== Tarefa breve ==
Cada afirmação a seguir concorda com a matéria sobre o fim de "Game of Thrones"? (a) A série estreou em maio de 2011. (b) A oitava temporada tem dez episódios. (c) A HBO vai construir um parque temático na Irlanda do Norte. Responda sim ou não a cada uma e cite entre aspas as palavras exatas da matéria que decidem.

─── Texto do documento

Publicado em 14 de abril de 2019 às 09h50.

Última atualização em 14 de abril de 2019 às 10h12.

O inverno chegou. Pelo menos para os fãs de “Game of Thrones”, o popular seriado televisivo produzido pela HBO. Neste domingo, 14, vai ao ar o primeiro episódio da oitava e última temporada do programa de TV, que estreou em maio de 2011, e conquistou um público devoto com sua trama que une política e fantasia em um universo medieval.

Talvez o principal diferencial de “Game of Thrones” tenha sido o seu valor de produção. A HBO já era habituada a fazer programas caros focando na criação de um produto de “maior qualidade”. A série ficcional de Jon Snow e Daenerys Targaryen custou 10 milhões por episódio na sétima temporada. Para os novos seis capítulos, os produtores utilizaram um orçamento de 90 milhões de dólares. Parece que o investimento deu certo. Na última temporada lançada, o seriado atingiu uma média de visualizações por episódio de 30 milhões de pessoas.

Parte do sucesso se deve ao modo com que a produção da série decidiu adaptar a narrativa dos livros de George R. R. Martin. Ariane Holzbach, professora de Estudos de Mídia da UFF, afirma que “Game of Thrones” teve “um diálogo maior com a maneira cinematográfica de fazer audiovisual”, mas que não foi “o único a fazer isso” e herdou aspectos de séries como “Lost” e “Sopranos”. Michael Inouye, analista de vídeo da consultoria ABI Research, afirma que o seriado “se destacou por uma nova abordagem para produtos e serviços, que está se tornando cada vez mais o status quo” da indústria de entretenimento.

O maior mérito do programa foi saber como administrar as expectativas do público e usar ferramentas “trans mídia” para expandir a narrativa para além dos dez episódios de cada temporada. “[Os produtores] conseguiram fazer isso de forma brutal”, afirma Luiz Peres-Neto, coordenador do ESPM Media Lab. “Antes da temporada você tem teasers, elementos de vídeos lançados fora da televisão que não são vistos nos capítulos em si”, exemplifica o pesquisador.

A briga pelo trono

Agora, com o final de “Game of Thrones”, a HBO se vê mais órfã que os próprios fãs e adota duas estratégias para permanecer relevante. A primeira é não se desvencilhar do universo do programa, por meio da construção de um parque temático na Irlanda do Norte e da criação de um novo seriado sobre uma história que antecede os fatos narrados na série. A outra estratégia é apostar na produção de novos conteúdos pensados para diretamente para a futura plataforma de streaming da Warner, da qual a HBO faz parte.

A compra da Warner Media Entertainment pela gigante de telecomunicações AT&T, autorizada em fevereiro, vai impactar diretamente o modo como a HBO opera, especialmente após a saída de Richard Plepler da presidência do canal. John Stankey, executivo responsável pela Warner agora, já declarou que irá destinar mais orçamento à HBO para que a produção de conteúdo premium aumente. “A AT&T quer criar uma estratégia mais coesa entre as suas diferentes unidades, o que não significa que a HBO não produzirá mais séries grandes como Game of Thrones, mas pode reduzir a escala das séries se os recursos forem espalhados para ampliar o fluxo de conteúdo”, afirma Inouye.

──────
─── Amostras de dados

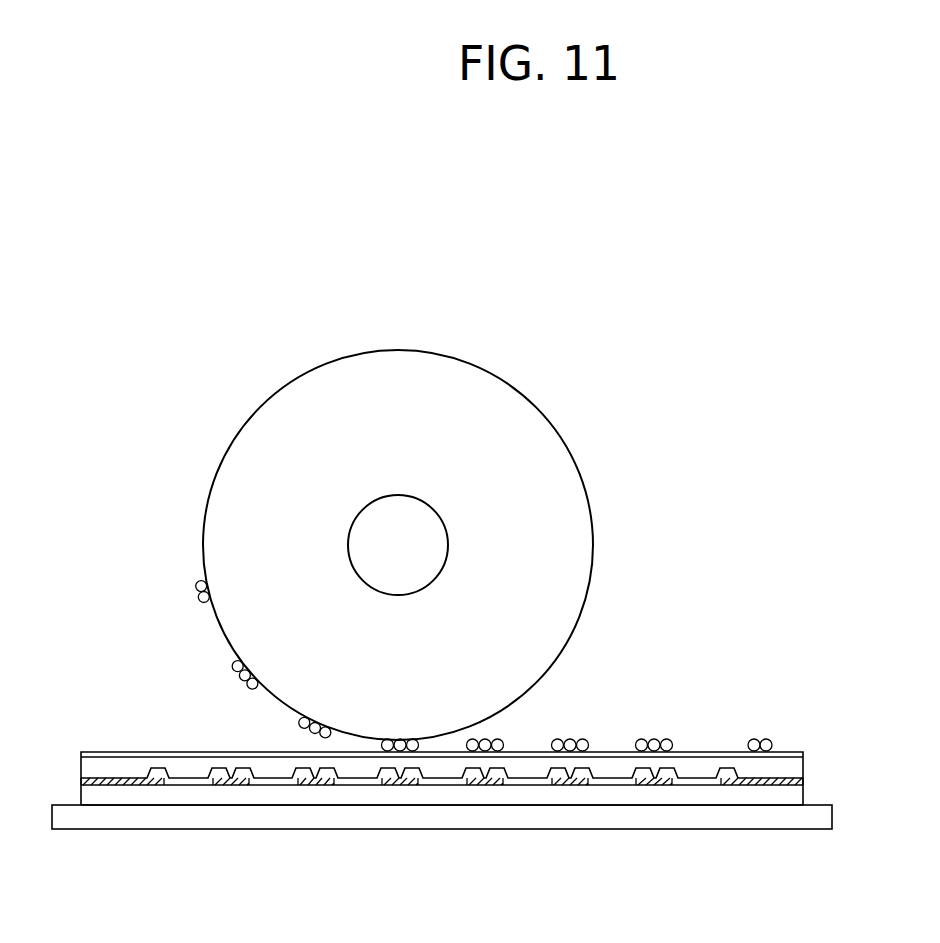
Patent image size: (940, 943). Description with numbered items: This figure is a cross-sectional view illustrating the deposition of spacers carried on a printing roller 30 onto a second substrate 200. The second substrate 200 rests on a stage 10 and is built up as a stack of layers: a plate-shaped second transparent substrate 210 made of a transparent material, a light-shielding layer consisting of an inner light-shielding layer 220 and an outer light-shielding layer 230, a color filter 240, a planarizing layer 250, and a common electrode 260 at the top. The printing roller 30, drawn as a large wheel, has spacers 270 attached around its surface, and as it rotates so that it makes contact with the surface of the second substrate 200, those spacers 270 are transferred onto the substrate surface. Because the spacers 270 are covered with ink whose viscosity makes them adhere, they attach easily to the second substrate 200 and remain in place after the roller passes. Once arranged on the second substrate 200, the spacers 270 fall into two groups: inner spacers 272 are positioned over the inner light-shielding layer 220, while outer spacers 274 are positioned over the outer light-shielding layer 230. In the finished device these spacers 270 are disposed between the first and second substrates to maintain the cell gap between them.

The stage 10 is at (822, 817).
The printing roller 30 is at (582, 540).
The second substrate 200 is at (464, 873).
The second transparent substrate 210 is at (165, 797).
The inner light-shielding layer 220 is at (228, 787).
The outer light-shielding layer 230 is at (108, 785).
The color filter 240 is at (283, 787).
The planarizing layer 250 is at (356, 763).
The common electrode 260 is at (439, 753).
The spacers 270 is at (777, 678).
The inner spacers 272 is at (653, 742).
The outer spacers 274 is at (753, 743).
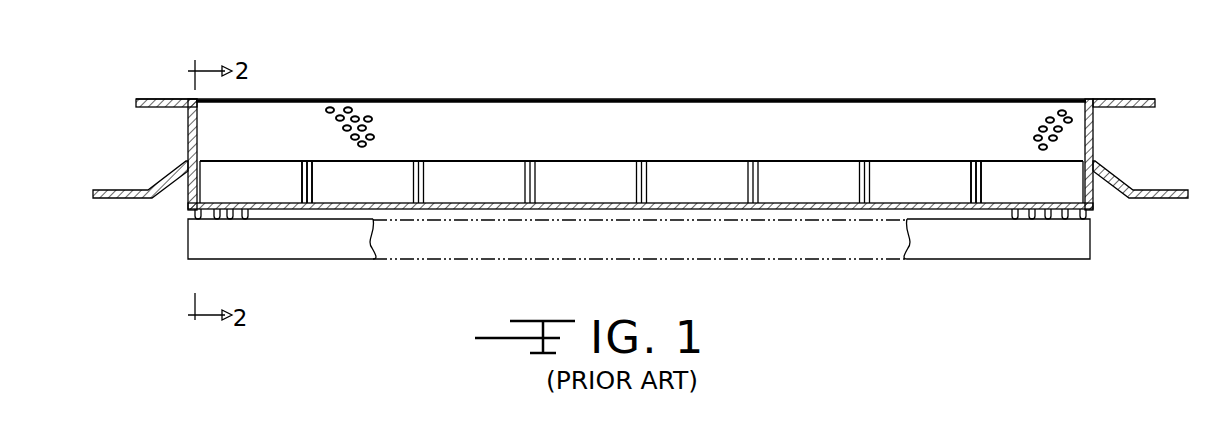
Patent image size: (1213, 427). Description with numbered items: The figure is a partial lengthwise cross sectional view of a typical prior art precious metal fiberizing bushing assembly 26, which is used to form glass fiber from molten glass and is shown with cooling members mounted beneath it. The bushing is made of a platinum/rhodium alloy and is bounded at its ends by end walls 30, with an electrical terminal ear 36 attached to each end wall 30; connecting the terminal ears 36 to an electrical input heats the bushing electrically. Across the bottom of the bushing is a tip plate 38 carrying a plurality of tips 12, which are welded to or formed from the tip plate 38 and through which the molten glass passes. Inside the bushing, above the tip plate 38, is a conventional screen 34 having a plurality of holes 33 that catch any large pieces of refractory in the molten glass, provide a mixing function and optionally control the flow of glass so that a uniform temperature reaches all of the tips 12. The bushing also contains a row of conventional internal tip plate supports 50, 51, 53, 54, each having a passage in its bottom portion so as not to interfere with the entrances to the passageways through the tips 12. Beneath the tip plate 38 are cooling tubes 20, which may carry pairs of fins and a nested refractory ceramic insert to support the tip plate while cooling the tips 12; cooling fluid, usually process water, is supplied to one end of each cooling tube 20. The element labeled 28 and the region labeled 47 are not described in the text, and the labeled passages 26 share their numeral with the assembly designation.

The tips 12 is at (203, 222).
The cooling tubes 20 is at (975, 243).
The precious metal fiberizing bushing assembly 26 is at (172, 126).
The top wall 28 is at (155, 99).
The end walls 30 is at (188, 139).
The holes 33 is at (338, 118).
The screen 34 is at (362, 118).
The electrical terminal ear 36 is at (133, 200).
The tip plate 38 is at (473, 201).
The compartment 47 is at (760, 183).
The internal tip plate support 50 is at (970, 178).
The internal tip plate support 51 is at (302, 187).
The internal tip plate support 53 is at (984, 178).
The internal tip plate support 54 is at (313, 187).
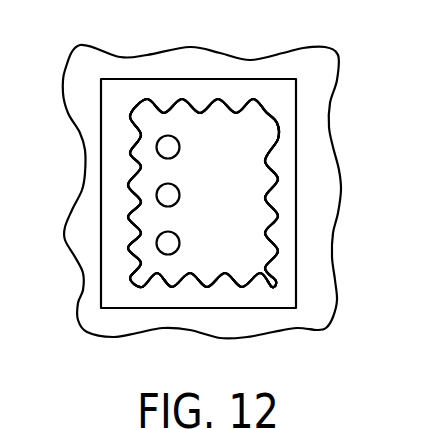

──────

== Resposta desenvolvida ==
(a) Sim: "que estreou em maio de 2011".
(b) Não: "Para os novos seis capítulos".
(c) Sim: "da construção de um parque temático na Irlanda do Norte".